» **Exercise input**

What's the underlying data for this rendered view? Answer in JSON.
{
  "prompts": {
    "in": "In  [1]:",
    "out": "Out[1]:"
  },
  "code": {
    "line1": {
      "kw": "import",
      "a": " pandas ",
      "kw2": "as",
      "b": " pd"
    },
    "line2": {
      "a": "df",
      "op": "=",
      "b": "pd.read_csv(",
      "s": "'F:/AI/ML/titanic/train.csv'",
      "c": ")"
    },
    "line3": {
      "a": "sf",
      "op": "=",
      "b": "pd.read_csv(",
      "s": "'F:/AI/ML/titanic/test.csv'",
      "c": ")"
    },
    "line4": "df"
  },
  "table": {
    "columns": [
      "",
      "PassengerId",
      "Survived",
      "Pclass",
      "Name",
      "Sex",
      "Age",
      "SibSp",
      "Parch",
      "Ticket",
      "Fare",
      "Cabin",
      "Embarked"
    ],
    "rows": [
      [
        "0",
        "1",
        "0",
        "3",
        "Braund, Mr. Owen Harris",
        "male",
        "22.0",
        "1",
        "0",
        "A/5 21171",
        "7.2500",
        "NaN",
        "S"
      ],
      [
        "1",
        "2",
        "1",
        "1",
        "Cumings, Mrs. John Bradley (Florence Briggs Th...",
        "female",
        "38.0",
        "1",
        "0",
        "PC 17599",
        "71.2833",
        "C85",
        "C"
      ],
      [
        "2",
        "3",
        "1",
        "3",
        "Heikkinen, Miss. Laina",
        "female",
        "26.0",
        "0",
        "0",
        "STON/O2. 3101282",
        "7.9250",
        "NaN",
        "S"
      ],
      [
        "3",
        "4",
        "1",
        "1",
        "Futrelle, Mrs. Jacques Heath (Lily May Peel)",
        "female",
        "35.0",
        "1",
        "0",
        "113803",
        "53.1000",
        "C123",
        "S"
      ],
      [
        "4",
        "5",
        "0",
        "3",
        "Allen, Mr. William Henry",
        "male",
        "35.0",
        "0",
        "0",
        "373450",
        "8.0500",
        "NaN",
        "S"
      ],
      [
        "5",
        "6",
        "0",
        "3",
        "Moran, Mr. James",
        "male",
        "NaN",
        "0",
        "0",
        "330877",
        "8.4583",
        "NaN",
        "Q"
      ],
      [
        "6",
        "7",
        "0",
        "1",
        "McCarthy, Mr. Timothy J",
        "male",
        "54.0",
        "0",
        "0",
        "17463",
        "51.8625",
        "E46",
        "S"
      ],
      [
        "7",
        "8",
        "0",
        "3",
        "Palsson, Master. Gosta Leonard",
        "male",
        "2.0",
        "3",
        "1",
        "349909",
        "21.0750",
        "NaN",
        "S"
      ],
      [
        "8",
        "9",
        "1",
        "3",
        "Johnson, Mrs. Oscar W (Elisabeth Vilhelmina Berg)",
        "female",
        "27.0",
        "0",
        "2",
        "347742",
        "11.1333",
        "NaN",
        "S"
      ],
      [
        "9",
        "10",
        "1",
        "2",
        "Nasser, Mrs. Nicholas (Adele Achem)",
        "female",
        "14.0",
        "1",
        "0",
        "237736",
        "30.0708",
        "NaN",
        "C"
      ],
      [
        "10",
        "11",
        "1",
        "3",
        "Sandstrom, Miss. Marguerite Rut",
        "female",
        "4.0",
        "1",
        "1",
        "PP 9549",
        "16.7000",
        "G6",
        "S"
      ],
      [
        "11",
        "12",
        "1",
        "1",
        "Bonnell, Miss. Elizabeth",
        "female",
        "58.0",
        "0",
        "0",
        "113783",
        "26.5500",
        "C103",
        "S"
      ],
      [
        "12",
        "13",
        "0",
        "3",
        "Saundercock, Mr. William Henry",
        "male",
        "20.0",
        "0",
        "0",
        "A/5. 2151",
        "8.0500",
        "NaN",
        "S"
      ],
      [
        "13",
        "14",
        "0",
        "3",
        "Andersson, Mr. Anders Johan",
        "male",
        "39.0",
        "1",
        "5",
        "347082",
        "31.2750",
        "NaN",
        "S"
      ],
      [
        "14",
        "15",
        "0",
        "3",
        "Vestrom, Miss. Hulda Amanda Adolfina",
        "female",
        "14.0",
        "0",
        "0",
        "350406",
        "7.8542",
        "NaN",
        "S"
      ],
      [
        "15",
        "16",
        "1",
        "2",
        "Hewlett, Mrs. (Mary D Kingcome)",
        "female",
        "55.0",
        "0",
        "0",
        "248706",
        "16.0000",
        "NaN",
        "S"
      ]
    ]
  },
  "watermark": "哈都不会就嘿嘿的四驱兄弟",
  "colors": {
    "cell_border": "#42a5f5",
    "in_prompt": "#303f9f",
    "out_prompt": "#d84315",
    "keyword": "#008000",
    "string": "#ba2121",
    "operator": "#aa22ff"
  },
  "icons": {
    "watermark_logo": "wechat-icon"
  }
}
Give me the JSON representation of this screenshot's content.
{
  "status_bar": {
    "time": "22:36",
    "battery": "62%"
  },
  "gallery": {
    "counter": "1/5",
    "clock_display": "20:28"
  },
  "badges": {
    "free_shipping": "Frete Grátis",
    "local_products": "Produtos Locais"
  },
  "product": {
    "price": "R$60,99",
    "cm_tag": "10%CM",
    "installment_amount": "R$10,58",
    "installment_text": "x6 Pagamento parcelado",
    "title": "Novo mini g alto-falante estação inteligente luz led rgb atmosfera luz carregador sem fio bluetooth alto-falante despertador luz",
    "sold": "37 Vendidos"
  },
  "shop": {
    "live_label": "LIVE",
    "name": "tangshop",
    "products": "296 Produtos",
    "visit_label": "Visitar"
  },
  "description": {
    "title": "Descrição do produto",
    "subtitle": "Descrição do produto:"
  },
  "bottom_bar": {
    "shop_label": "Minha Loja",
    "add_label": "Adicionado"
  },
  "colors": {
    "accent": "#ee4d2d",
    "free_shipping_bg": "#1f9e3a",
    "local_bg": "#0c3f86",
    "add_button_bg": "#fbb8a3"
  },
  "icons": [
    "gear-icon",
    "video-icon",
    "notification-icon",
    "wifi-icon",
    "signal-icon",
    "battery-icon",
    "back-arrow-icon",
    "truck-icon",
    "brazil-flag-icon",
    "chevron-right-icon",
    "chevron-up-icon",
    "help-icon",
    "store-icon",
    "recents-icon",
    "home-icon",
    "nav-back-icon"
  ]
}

» **Exercise prompt**
Retype the records in full. Keep every line identical to the original.

» **Solution below**
What's the underlying data for this rendered view? Answer in JSON.
{
  "prompts": {
    "in": "In  [1]:",
    "out": "Out[1]:"
  },
  "code": {
    "line1": {
      "kw": "import",
      "a": " pandas ",
      "kw2": "as",
      "b": " pd"
    },
    "line2": {
      "a": "df",
      "op": "=",
      "b": "pd.read_csv(",
      "s": "'F:/AI/ML/titanic/train.csv'",
      "c": ")"
    },
    "line3": {
      "a": "sf",
      "op": "=",
      "b": "pd.read_csv(",
      "s": "'F:/AI/ML/titanic/test.csv'",
      "c": ")"
    },
    "line4": "df"
  },
  "table": {
    "columns": [
      "",
      "PassengerId",
      "Survived",
      "Pclass",
      "Name",
      "Sex",
      "Age",
      "SibSp",
      "Parch",
      "Ticket",
      "Fare",
      "Cabin",
      "Embarked"
    ],
    "rows": [
      [
        "0",
        "1",
        "0",
        "3",
        "Braund, Mr. Owen Harris",
        "male",
        "22.0",
        "1",
        "0",
        "A/5 21171",
        "7.2500",
        "NaN",
        "S"
      ],
      [
        "1",
        "2",
        "1",
        "1",
        "Cumings, Mrs. John Bradley (Florence Briggs Th...",
        "female",
        "38.0",
        "1",
        "0",
        "PC 17599",
        "71.2833",
        "C85",
        "C"
      ],
      [
        "2",
        "3",
        "1",
        "3",
        "Heikkinen, Miss. Laina",
        "female",
        "26.0",
        "0",
        "0",
        "STON/O2. 3101282",
        "7.9250",
        "NaN",
        "S"
      ],
      [
        "3",
        "4",
        "1",
        "1",
        "Futrelle, Mrs. Jacques Heath (Lily May Peel)",
        "female",
        "35.0",
        "1",
        "0",
        "113803",
        "53.1000",
        "C123",
        "S"
      ],
      [
        "4",
        "5",
        "0",
        "3",
        "Allen, Mr. William Henry",
        "male",
        "35.0",
        "0",
        "0",
        "373450",
        "8.0500",
        "NaN",
        "S"
      ],
      [
        "5",
        "6",
        "0",
        "3",
        "Moran, Mr. James",
        "male",
        "NaN",
        "0",
        "0",
        "330877",
        "8.4583",
        "NaN",
        "Q"
      ],
      [
        "6",
        "7",
        "0",
        "1",
        "McCarthy, Mr. Timothy J",
        "male",
        "54.0",
        "0",
        "0",
        "17463",
        "51.8625",
        "E46",
        "S"
      ],
      [
        "7",
        "8",
        "0",
        "3",
        "Palsson, Master. Gosta Leonard",
        "male",
        "2.0",
        "3",
        "1",
        "349909",
        "21.0750",
        "NaN",
        "S"
      ],
      [
        "8",
        "9",
        "1",
        "3",
        "Johnson, Mrs. Oscar W (Elisabeth Vilhelmina Berg)",
        "female",
        "27.0",
        "0",
        "2",
        "347742",
        "11.1333",
        "NaN",
        "S"
      ],
      [
        "9",
        "10",
        "1",
        "2",
        "Nasser, Mrs. Nicholas (Adele Achem)",
        "female",
        "14.0",
        "1",
        "0",
        "237736",
        "30.0708",
        "NaN",
        "C"
      ],
      [
        "10",
        "11",
        "1",
        "3",
        "Sandstrom, Miss. Marguerite Rut",
        "female",
        "4.0",
        "1",
        "1",
        "PP 9549",
        "16.7000",
        "G6",
        "S"
      ],
      [
        "11",
        "12",
        "1",
        "1",
        "Bonnell, Miss. Elizabeth",
        "female",
        "58.0",
        "0",
        "0",
        "113783",
        "26.5500",
        "C103",
        "S"
      ],
      [
        "12",
        "13",
        "0",
        "3",
        "Saundercock, Mr. William Henry",
        "male",
        "20.0",
        "0",
        "0",
        "A/5. 2151",
        "8.0500",
        "NaN",
        "S"
      ],
      [
        "13",
        "14",
        "0",
        "3",
        "Andersson, Mr. Anders Johan",
        "male",
        "39.0",
        "1",
        "5",
        "347082",
        "31.2750",
        "NaN",
        "S"
      ],
      [
        "14",
        "15",
        "0",
        "3",
        "Vestrom, Miss. Hulda Amanda Adolfina",
        "female",
        "14.0",
        "0",
        "0",
        "350406",
        "7.8542",
        "NaN",
        "S"
      ],
      [
        "15",
        "16",
        "1",
        "2",
        "Hewlett, Mrs. (Mary D Kingcome)",
        "female",
        "55.0",
        "0",
        "0",
        "248706",
        "16.0000",
        "NaN",
        "S"
      ]
    ]
  },
  "watermark": "哈都不会就嘿嘿的四驱兄弟",
  "colors": {
    "cell_border": "#42a5f5",
    "in_prompt": "#303f9f",
    "out_prompt": "#d84315",
    "keyword": "#008000",
    "string": "#ba2121",
    "operator": "#aa22ff"
  },
  "icons": {
    "watermark_logo": "wechat-icon"
  }
}
Give me the JSON representation of this screenshot's content.
{
  "status_bar": {
    "time": "22:36",
    "battery": "62%"
  },
  "gallery": {
    "counter": "1/5",
    "clock_display": "20:28"
  },
  "badges": {
    "free_shipping": "Frete Grátis",
    "local_products": "Produtos Locais"
  },
  "product": {
    "price": "R$60,99",
    "cm_tag": "10%CM",
    "installment_amount": "R$10,58",
    "installment_text": "x6 Pagamento parcelado",
    "title": "Novo mini g alto-falante estação inteligente luz led rgb atmosfera luz carregador sem fio bluetooth alto-falante despertador luz",
    "sold": "37 Vendidos"
  },
  "shop": {
    "live_label": "LIVE",
    "name": "tangshop",
    "products": "296 Produtos",
    "visit_label": "Visitar"
  },
  "description": {
    "title": "Descrição do produto",
    "subtitle": "Descrição do produto:"
  },
  "bottom_bar": {
    "shop_label": "Minha Loja",
    "add_label": "Adicionado"
  },
  "colors": {
    "accent": "#ee4d2d",
    "free_shipping_bg": "#1f9e3a",
    "local_bg": "#0c3f86",
    "add_button_bg": "#fbb8a3"
  },
  "icons": [
    "gear-icon",
    "video-icon",
    "notification-icon",
    "wifi-icon",
    "signal-icon",
    "battery-icon",
    "back-arrow-icon",
    "truck-icon",
    "brazil-flag-icon",
    "chevron-right-icon",
    "chevron-up-icon",
    "help-icon",
    "store-icon",
    "recents-icon",
    "home-icon",
    "nav-back-icon"
  ]
}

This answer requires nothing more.